- Exercise description -
Keep every line where the word "przepisów" appears; drop the rest.

- Provided records -
═══

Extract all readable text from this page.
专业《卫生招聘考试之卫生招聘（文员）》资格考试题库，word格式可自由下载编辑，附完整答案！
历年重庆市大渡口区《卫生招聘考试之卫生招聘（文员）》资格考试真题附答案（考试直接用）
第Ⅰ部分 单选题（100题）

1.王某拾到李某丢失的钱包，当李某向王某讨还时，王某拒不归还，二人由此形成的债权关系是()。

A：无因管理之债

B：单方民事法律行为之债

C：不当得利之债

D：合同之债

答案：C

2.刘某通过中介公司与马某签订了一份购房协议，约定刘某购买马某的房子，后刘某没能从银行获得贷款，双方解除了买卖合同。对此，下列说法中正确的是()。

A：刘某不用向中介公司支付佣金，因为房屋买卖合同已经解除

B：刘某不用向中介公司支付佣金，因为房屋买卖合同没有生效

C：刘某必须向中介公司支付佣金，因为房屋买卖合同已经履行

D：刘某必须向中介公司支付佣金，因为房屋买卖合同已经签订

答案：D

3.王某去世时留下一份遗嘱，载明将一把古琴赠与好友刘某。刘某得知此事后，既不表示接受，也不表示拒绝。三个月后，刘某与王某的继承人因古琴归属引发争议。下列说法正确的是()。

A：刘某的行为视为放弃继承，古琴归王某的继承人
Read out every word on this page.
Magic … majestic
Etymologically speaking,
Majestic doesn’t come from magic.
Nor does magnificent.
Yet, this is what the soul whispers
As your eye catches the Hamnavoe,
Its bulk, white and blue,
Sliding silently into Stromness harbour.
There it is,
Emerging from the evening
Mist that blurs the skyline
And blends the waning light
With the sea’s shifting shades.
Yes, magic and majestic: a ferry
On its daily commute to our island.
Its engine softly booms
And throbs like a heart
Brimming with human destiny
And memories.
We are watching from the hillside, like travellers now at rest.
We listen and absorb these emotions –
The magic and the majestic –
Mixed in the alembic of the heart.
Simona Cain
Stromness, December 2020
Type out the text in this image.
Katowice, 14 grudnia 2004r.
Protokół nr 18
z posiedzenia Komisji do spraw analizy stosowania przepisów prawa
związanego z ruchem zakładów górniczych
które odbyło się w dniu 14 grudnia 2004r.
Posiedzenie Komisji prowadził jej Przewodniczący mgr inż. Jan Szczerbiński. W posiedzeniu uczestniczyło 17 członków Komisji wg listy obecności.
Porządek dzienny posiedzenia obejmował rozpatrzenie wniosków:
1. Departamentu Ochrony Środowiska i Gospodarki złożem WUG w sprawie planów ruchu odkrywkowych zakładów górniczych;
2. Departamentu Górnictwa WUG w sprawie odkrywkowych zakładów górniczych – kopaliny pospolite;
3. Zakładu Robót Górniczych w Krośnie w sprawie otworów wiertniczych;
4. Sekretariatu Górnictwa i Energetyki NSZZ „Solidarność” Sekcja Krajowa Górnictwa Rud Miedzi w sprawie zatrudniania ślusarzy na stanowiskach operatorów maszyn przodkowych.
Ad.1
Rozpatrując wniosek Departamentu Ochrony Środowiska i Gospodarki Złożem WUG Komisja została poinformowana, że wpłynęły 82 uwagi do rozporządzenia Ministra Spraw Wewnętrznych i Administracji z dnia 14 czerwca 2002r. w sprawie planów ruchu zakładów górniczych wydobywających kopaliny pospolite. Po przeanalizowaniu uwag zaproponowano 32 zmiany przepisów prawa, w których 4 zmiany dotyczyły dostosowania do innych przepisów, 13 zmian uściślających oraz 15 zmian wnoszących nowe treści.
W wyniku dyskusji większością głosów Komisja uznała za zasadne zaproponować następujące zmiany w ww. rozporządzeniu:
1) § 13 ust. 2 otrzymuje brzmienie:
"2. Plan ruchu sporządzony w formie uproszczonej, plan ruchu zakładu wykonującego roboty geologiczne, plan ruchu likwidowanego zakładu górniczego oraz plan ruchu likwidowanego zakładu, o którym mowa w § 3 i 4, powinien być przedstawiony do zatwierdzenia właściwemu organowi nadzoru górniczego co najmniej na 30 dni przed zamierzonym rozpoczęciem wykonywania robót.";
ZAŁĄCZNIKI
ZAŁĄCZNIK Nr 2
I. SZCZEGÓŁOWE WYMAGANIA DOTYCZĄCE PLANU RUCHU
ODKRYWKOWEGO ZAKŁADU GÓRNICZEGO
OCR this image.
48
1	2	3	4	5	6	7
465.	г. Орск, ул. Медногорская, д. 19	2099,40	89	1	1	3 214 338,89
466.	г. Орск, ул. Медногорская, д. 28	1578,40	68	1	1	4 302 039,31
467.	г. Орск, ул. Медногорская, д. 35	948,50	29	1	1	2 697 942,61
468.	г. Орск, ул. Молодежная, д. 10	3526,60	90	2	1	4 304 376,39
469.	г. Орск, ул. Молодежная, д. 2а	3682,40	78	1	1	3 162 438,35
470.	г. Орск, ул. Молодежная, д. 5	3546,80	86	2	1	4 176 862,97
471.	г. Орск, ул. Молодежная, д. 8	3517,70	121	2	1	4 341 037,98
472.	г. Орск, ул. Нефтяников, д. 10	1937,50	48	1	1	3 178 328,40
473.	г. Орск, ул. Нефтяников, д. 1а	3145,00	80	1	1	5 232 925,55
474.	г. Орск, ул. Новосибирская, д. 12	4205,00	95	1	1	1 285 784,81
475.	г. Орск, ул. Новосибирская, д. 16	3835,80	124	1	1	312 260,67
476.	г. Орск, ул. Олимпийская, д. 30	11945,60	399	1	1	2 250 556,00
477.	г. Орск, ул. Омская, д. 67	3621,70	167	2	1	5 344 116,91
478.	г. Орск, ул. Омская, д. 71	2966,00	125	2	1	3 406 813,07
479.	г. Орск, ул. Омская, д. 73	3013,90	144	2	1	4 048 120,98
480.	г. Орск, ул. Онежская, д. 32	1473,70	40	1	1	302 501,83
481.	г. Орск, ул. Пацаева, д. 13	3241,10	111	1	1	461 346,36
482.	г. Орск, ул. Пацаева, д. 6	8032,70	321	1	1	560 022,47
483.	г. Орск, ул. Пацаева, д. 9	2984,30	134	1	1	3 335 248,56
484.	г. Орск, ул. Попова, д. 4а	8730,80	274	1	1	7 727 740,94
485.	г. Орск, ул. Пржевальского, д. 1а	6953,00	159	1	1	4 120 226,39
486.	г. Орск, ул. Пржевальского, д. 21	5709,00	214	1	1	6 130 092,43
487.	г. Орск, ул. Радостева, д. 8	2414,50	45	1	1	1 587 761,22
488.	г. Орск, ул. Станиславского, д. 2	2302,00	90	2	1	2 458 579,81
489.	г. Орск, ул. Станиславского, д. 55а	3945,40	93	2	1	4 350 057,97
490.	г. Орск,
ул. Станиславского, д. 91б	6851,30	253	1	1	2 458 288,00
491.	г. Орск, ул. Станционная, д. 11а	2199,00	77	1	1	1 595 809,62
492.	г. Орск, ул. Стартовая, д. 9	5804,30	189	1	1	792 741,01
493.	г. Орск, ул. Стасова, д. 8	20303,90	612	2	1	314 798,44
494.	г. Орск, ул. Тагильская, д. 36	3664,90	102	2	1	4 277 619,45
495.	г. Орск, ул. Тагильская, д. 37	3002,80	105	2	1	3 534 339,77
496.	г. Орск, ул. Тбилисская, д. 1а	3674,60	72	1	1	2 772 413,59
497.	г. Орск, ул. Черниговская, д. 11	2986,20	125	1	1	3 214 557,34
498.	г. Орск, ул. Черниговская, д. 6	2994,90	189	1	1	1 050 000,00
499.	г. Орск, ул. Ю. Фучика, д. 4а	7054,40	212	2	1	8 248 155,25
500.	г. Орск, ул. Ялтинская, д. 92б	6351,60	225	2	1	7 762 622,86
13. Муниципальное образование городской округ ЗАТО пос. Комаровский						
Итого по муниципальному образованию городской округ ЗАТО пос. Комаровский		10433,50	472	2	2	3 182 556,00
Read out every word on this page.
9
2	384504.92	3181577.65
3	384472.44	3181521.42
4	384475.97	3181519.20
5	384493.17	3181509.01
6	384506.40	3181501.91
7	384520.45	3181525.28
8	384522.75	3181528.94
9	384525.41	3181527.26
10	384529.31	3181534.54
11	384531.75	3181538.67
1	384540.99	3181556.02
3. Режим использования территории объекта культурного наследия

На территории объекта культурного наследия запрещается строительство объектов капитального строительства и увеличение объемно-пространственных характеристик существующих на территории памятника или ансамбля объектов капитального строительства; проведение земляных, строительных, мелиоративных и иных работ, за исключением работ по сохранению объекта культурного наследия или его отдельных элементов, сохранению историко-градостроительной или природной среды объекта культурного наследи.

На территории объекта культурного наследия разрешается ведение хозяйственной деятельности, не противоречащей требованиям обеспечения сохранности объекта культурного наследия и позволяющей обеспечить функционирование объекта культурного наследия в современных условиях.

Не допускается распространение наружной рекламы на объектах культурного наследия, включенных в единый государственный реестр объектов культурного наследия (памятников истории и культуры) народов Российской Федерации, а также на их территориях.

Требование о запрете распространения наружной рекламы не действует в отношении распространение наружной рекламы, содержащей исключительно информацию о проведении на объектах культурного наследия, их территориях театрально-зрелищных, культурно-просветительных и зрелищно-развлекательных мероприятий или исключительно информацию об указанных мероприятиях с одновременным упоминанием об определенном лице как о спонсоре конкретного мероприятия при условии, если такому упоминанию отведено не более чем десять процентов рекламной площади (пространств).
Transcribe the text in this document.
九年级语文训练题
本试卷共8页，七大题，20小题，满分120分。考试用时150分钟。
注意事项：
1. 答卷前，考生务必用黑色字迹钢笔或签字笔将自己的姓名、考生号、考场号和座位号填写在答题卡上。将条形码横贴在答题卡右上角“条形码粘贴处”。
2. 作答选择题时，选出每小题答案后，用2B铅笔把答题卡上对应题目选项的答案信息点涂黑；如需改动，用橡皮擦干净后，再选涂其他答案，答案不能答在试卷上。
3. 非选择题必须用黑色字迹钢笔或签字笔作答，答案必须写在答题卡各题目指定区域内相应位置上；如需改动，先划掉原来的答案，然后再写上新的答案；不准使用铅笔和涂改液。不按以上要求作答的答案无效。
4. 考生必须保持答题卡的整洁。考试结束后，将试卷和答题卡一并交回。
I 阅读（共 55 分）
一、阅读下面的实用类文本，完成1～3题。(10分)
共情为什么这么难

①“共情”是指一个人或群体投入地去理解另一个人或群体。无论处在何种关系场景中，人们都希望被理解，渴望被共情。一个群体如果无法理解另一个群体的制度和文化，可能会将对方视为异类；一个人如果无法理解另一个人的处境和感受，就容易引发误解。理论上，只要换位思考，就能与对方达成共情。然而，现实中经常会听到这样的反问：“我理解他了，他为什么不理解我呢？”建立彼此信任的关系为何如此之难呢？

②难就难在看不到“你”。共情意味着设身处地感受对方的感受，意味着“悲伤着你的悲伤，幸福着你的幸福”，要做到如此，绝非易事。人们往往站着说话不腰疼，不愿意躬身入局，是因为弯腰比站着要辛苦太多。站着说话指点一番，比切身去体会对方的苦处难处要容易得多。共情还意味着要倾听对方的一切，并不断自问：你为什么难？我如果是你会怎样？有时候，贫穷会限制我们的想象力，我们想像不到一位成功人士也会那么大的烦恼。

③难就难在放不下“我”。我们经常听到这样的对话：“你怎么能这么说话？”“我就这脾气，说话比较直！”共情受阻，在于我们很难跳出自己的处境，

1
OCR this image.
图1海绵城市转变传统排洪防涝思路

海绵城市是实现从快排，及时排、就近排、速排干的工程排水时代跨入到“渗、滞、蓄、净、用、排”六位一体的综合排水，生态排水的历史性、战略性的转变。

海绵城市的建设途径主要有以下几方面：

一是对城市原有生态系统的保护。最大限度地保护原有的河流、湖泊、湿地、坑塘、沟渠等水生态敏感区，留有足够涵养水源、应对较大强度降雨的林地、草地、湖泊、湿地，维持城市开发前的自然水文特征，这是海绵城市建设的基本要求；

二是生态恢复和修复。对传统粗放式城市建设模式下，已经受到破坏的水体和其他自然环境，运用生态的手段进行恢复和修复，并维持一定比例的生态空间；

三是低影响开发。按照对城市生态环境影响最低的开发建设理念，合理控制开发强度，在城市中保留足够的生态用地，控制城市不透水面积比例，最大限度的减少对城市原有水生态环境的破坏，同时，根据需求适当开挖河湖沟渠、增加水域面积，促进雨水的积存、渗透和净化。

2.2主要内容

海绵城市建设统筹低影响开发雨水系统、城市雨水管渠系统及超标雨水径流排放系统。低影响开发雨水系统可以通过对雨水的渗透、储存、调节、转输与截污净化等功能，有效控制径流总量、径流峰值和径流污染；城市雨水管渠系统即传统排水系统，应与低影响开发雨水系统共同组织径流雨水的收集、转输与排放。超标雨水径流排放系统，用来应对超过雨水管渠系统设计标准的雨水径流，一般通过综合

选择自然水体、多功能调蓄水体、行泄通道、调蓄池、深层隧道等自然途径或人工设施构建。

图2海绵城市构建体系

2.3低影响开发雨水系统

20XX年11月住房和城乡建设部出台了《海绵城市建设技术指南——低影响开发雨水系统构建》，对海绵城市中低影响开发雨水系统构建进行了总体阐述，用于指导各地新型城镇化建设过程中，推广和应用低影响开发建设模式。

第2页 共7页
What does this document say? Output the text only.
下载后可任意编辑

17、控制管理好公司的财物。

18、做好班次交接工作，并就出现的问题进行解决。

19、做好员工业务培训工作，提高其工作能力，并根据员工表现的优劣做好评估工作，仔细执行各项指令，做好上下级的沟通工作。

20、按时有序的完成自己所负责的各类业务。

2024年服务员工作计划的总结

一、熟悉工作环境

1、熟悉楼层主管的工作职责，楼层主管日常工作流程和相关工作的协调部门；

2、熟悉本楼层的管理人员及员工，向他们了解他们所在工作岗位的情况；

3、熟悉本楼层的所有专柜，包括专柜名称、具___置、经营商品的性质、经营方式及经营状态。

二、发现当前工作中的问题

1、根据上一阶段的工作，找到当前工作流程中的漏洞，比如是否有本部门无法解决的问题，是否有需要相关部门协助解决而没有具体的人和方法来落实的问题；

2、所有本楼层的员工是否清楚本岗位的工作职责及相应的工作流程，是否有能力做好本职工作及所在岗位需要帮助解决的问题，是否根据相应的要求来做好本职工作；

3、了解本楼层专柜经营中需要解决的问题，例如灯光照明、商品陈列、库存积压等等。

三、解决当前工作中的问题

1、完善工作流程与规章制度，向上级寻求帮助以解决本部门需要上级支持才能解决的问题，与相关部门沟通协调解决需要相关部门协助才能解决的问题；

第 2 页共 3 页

═══

- Solution for this task -
z posiedzenia Komisji do spraw analizy stosowania przepisów prawa
Rozpatrując wniosek Departamentu Ochrony Środowiska i Gospodarki Złożem WUG Komisja została poinformowana, że wpłynęły 82 uwagi do rozporządzenia Ministra Spraw Wewnętrznych i Administracji z dnia 14 czerwca 2002r. w sprawie planów ruchu zakładów górniczych wydobywających kopaliny pospolite. Po przeanalizowaniu uwag zaproponowano 32 zmiany przepisów prawa, w których 4 zmiany dotyczyły dostosowania do innych przepisów, 13 zmian uściślających oraz 15 zmian wnoszących nowe treści.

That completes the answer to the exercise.